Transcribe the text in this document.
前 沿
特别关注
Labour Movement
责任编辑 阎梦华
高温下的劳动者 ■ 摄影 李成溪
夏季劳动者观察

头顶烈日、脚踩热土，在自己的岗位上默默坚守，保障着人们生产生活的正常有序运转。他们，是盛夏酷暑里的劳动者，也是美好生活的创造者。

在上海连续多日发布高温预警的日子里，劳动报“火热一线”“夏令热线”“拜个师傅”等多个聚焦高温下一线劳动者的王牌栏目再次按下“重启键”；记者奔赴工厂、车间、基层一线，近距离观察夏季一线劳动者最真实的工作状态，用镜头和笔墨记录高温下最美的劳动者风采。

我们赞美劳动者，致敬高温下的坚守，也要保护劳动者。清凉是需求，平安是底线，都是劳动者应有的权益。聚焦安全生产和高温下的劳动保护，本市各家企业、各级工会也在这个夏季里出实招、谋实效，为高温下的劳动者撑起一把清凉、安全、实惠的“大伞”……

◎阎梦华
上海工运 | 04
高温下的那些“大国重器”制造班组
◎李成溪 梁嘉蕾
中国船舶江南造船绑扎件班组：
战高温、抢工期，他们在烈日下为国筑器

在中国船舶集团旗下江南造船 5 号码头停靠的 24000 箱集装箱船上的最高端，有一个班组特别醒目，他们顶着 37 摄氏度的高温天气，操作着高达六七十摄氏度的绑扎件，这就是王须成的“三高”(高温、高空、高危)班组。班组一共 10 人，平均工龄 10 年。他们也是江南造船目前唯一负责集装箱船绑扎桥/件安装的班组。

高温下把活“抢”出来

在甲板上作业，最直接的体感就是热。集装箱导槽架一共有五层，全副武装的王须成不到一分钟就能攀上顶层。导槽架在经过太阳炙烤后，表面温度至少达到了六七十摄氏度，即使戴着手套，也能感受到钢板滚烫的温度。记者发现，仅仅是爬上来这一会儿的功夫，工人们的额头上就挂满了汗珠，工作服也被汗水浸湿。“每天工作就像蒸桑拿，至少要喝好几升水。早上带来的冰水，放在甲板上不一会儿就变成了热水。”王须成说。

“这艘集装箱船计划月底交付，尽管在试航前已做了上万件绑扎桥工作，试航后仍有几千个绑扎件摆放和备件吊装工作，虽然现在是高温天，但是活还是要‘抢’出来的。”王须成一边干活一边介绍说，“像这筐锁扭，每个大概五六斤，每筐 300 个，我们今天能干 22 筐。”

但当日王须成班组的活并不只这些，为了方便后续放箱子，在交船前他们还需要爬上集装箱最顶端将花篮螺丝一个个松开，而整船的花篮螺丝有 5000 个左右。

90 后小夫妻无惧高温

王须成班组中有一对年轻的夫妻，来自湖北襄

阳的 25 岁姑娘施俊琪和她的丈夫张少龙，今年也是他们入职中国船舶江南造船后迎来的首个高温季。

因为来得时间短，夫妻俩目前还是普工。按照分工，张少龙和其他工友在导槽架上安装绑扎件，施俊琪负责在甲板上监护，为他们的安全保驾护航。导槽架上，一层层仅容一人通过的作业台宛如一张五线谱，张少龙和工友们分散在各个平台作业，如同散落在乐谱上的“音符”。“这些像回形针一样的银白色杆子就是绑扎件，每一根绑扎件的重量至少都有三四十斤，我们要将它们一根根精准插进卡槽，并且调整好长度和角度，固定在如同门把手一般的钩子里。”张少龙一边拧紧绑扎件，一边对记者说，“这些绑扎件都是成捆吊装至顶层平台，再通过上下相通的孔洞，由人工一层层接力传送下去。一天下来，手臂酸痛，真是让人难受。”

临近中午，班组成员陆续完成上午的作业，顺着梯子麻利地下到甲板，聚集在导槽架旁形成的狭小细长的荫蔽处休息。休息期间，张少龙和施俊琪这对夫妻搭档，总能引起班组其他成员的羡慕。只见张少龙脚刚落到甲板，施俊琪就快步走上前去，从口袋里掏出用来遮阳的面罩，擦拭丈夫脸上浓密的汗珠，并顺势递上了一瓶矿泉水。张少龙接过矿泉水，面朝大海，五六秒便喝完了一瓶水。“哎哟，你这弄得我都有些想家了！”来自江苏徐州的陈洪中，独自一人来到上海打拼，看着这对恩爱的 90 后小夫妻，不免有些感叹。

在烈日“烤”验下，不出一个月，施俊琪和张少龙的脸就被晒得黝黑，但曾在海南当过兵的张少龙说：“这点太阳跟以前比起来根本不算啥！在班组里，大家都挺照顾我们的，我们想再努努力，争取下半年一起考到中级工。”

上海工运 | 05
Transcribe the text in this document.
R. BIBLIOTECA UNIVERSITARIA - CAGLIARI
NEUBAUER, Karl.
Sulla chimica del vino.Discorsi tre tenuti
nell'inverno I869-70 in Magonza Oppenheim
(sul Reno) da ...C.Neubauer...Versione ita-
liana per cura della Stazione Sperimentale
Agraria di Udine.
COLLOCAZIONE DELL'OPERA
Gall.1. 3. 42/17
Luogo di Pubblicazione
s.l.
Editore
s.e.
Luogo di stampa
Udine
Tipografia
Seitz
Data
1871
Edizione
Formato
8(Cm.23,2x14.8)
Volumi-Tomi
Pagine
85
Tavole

> _WHAT THE EXERCISE ASKS_: Using the data above, output each line exactly.

> _ANSWER_:
Transcribe the text in this document.
前 沿
特别关注
Labour Movement
责任编辑 阎梦华
高温下的劳动者 ■ 摄影 李成溪
夏季劳动者观察

头顶烈日、脚踩热土，在自己的岗位上默默坚守，保障着人们生产生活的正常有序运转。他们，是盛夏酷暑里的劳动者，也是美好生活的创造者。

在上海连续多日发布高温预警的日子里，劳动报“火热一线”“夏令热线”“拜个师傅”等多个聚焦高温下一线劳动者的王牌栏目再次按下“重启键”；记者奔赴工厂、车间、基层一线，近距离观察夏季一线劳动者最真实的工作状态，用镜头和笔墨记录高温下最美的劳动者风采。

我们赞美劳动者，致敬高温下的坚守，也要保护劳动者。清凉是需求，平安是底线，都是劳动者应有的权益。聚焦安全生产和高温下的劳动保护，本市各家企业、各级工会也在这个夏季里出实招、谋实效，为高温下的劳动者撑起一把清凉、安全、实惠的“大伞”……

◎阎梦华
上海工运 | 04
高温下的那些“大国重器”制造班组
◎李成溪 梁嘉蕾
中国船舶江南造船绑扎件班组：
战高温、抢工期，他们在烈日下为国筑器

在中国船舶集团旗下江南造船 5 号码头停靠的 24000 箱集装箱船上的最高端，有一个班组特别醒目，他们顶着 37 摄氏度的高温天气，操作着高达六七十摄氏度的绑扎件，这就是王须成的“三高”(高温、高空、高危)班组。班组一共 10 人，平均工龄 10 年。他们也是江南造船目前唯一负责集装箱船绑扎桥/件安装的班组。

高温下把活“抢”出来

在甲板上作业，最直接的体感就是热。集装箱导槽架一共有五层，全副武装的王须成不到一分钟就能攀上顶层。导槽架在经过太阳炙烤后，表面温度至少达到了六七十摄氏度，即使戴着手套，也能感受到钢板滚烫的温度。记者发现，仅仅是爬上来这一会儿的功夫，工人们的额头上就挂满了汗珠，工作服也被汗水浸湿。“每天工作就像蒸桑拿，至少要喝好几升水。早上带来的冰水，放在甲板上不一会儿就变成了热水。”王须成说。

“这艘集装箱船计划月底交付，尽管在试航前已做了上万件绑扎桥工作，试航后仍有几千个绑扎件摆放和备件吊装工作，虽然现在是高温天，但是活还是要‘抢’出来的。”王须成一边干活一边介绍说，“像这筐锁扭，每个大概五六斤，每筐 300 个，我们今天能干 22 筐。”

但当日王须成班组的活并不只这些，为了方便后续放箱子，在交船前他们还需要爬上集装箱最顶端将花篮螺丝一个个松开，而整船的花篮螺丝有 5000 个左右。

90 后小夫妻无惧高温

王须成班组中有一对年轻的夫妻，来自湖北襄

阳的 25 岁姑娘施俊琪和她的丈夫张少龙，今年也是他们入职中国船舶江南造船后迎来的首个高温季。

因为来得时间短，夫妻俩目前还是普工。按照分工，张少龙和其他工友在导槽架上安装绑扎件，施俊琪负责在甲板上监护，为他们的安全保驾护航。导槽架上，一层层仅容一人通过的作业台宛如一张五线谱，张少龙和工友们分散在各个平台作业，如同散落在乐谱上的“音符”。“这些像回形针一样的银白色杆子就是绑扎件，每一根绑扎件的重量至少都有三四十斤，我们要将它们一根根精准插进卡槽，并且调整好长度和角度，固定在如同门把手一般的钩子里。”张少龙一边拧紧绑扎件，一边对记者说，“这些绑扎件都是成捆吊装至顶层平台，再通过上下相通的孔洞，由人工一层层接力传送下去。一天下来，手臂酸痛，真是让人难受。”

临近中午，班组成员陆续完成上午的作业，顺着梯子麻利地下到甲板，聚集在导槽架旁形成的狭小细长的荫蔽处休息。休息期间，张少龙和施俊琪这对夫妻搭档，总能引起班组其他成员的羡慕。只见张少龙脚刚落到甲板，施俊琪就快步走上前去，从口袋里掏出用来遮阳的面罩，擦拭丈夫脸上浓密的汗珠，并顺势递上了一瓶矿泉水。张少龙接过矿泉水，面朝大海，五六秒便喝完了一瓶水。“哎哟，你这弄得我都有些想家了！”来自江苏徐州的陈洪中，独自一人来到上海打拼，看着这对恩爱的 90 后小夫妻，不免有些感叹。

在烈日“烤”验下，不出一个月，施俊琪和张少龙的脸就被晒得黝黑，但曾在海南当过兵的张少龙说：“这点太阳跟以前比起来根本不算啥！在班组里，大家都挺照顾我们的，我们想再努努力，争取下半年一起考到中级工。”

上海工运 | 05
Transcribe the text in this document.
R. BIBLIOTECA UNIVERSITARIA - CAGLIARI
NEUBAUER, Karl.
Sulla chimica del vino.Discorsi tre tenuti
nell'inverno I869-70 in Magonza Oppenheim
(sul Reno) da ...C.Neubauer...Versione ita-
liana per cura della Stazione Sperimentale
Agraria di Udine.
COLLOCAZIONE DELL'OPERA
Gall.1. 3. 42/17
Luogo di Pubblicazione
s.l.
Editore
s.e.
Luogo di stampa
Udine
Tipografia
Seitz
Data
1871
Edizione
Formato
8(Cm.23,2x14.8)
Volumi-Tomi
Pagine
85
Tavole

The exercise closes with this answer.